(Dataset rows)

____________

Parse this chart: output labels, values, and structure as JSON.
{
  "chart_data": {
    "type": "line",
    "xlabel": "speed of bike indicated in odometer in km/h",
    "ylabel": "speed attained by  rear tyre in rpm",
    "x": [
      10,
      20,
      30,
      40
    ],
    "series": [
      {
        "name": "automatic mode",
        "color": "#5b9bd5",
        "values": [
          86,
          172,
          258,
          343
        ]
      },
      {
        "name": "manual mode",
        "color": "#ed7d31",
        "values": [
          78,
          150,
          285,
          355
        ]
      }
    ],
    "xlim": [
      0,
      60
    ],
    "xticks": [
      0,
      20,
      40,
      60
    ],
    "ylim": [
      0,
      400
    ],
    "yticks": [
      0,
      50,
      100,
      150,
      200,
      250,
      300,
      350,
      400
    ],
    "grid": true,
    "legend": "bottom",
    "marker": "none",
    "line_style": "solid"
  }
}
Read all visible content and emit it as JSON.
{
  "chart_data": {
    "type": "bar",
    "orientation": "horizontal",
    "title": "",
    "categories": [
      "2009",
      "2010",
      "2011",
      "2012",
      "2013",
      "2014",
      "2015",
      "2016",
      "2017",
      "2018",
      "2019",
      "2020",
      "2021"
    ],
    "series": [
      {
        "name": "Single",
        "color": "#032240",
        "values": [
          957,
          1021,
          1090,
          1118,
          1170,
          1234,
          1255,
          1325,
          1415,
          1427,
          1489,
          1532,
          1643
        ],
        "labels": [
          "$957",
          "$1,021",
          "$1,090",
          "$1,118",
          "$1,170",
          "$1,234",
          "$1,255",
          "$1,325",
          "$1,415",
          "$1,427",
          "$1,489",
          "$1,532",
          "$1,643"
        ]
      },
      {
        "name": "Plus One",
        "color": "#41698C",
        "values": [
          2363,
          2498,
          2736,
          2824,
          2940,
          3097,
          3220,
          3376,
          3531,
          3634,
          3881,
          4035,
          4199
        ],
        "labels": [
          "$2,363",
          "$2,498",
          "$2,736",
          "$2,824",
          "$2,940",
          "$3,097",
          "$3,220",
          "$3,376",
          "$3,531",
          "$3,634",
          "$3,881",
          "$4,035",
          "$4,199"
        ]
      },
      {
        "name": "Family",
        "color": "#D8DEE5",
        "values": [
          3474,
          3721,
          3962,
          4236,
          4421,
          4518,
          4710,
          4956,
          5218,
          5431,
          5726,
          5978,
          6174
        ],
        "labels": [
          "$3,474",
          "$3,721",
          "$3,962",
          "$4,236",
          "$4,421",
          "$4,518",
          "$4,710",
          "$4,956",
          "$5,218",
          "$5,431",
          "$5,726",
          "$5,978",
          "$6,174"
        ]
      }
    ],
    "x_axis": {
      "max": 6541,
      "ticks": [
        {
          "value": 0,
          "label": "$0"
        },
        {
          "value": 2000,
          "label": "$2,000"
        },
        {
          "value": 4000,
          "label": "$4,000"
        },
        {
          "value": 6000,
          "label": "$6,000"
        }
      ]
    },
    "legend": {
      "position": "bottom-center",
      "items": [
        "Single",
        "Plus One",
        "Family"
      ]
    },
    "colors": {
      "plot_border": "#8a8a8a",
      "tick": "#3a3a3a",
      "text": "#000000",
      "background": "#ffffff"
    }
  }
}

____________

Collect the lines that hold "bottom".

    "legend": "bottom",
      "position": "bottom-center",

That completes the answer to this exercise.